─── Texto del ejercicio

La venta de sus libros decayó luego de su muerte, pero a partir de 2003, cuando
la Editorial Seix Barral comenzó a reeditar sus libros, volvió a tener buen
número de ejemplares vendidos (más de 400 mil entre 1978 y 2016).
Las novelas Triste, solitario y final, No habrá más penas ni olvido, Cuarteles de invierno y A sus plantas rendido un león han sido
publicadas en veinte países y traducidas a los idiomas inglés, francés,
italiano, alemán, portugués, sueco, noruego, holandés, griego, polaco, húngaro,
checo, hebreo, danés y ruso.
En Italia recibió el “Raymond Chandler Award” de Italia (1993)
y el premio Scanno (1996, por su
libro Pensare con i piedi). En
Argentina lo distinguieron las fundaciones Konex
(Diploma al mérito en la categoría novela, quinquenio 1989-1993) y Quinquela Martín (1994).
Obras
Novelas
Triste, solitario y
final (1973)
No habrá más penas ni
olvido (1978)
Cuarteles de invierno
(1980)
A sus plantas rendido
un león (1986)
Una sombra ya pronto
serás (1990)
El ojo de la Patria
(1992)
La hora sin sombra
(1995)
Cuentos y artículos
Artistas, locos y
criminales (1983)
Rebeldes, soñadores y
fugitivos (1988)
El Negro de París
(1989) - cuento infantil.
Cuentos de los años
felices (1993)
Piratas, fantasmas y
dinosaurios (1996)
Arqueros, ilusionistas
y goleadores (1998)
Cómicos, tiranos y
leyendas (2012)

──────

(Explora el material):
A. Según el texto del ejercicio, ¿por qué libro recibió el premio Scanno?
B. Explica, a partir del texto del ejercicio, por qué la venta de los libros volvió a ser buena después de haber decaído.
C. Reproduce el fragmento del texto del ejercicio que empieza con "Cuentos y artículos" y llega hasta "y goleadores (1998)".
Los ítems no son necesarios para resolver nada.

─── Datos

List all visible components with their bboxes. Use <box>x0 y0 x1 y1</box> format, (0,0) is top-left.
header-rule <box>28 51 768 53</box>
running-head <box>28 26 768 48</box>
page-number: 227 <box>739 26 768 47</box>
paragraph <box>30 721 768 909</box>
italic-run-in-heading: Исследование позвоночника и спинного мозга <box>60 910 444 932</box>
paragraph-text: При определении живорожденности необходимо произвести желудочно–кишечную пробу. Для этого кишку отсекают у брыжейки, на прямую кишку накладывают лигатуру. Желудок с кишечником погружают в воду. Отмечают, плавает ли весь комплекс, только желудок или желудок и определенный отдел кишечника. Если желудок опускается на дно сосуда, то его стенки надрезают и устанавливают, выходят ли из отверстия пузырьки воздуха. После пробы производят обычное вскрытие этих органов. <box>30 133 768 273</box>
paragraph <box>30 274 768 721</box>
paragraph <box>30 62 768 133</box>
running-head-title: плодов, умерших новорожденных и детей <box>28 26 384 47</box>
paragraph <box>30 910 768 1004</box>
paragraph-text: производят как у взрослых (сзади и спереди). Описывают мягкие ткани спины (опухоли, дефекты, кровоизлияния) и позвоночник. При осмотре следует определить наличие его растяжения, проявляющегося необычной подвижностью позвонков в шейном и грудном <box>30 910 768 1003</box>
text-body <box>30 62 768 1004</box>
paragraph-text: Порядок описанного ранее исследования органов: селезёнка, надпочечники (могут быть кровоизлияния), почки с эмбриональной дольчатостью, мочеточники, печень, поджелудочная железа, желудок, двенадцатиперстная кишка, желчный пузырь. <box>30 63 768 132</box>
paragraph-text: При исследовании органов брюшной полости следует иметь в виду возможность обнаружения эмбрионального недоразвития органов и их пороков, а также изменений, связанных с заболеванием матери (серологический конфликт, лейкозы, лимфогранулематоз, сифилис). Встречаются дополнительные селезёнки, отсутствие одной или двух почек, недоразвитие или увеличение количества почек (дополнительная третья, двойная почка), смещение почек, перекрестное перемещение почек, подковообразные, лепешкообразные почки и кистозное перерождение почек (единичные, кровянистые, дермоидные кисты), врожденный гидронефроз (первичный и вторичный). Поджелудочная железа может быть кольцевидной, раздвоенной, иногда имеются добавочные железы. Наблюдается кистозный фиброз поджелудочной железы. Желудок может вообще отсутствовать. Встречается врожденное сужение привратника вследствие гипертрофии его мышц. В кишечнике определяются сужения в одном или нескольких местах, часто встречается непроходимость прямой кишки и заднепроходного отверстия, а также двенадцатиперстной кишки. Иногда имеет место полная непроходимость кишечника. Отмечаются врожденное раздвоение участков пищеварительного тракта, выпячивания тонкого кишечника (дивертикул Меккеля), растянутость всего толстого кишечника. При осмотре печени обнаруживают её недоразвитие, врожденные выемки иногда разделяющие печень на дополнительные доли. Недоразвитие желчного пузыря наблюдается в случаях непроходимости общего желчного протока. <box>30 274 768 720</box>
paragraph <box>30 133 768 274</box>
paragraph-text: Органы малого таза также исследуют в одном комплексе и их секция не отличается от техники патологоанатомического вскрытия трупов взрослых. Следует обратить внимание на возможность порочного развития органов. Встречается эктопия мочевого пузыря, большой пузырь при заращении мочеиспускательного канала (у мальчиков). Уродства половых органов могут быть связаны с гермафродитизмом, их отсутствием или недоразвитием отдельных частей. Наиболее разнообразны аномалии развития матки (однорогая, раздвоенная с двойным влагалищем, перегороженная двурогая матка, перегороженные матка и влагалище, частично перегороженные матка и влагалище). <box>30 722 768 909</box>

──────

(Respuestas):
A. Por Pensare con i piedi.

B. Porque a partir de 2003 la Editorial Seix Barral comenzó a reeditar sus libros, y así volvieron a venderse en buen número.

C.
Cuentos y artículos
Artistas, locos y
criminales (1983)
Rebeldes, soñadores y
fugitivos (1988)
El Negro de París
(1989) - cuento infantil.
Cuentos de los años
felices (1993)
Piratas, fantasmas y
dinosaurios (1996)
Arqueros, ilusionistas
y goleadores (1998)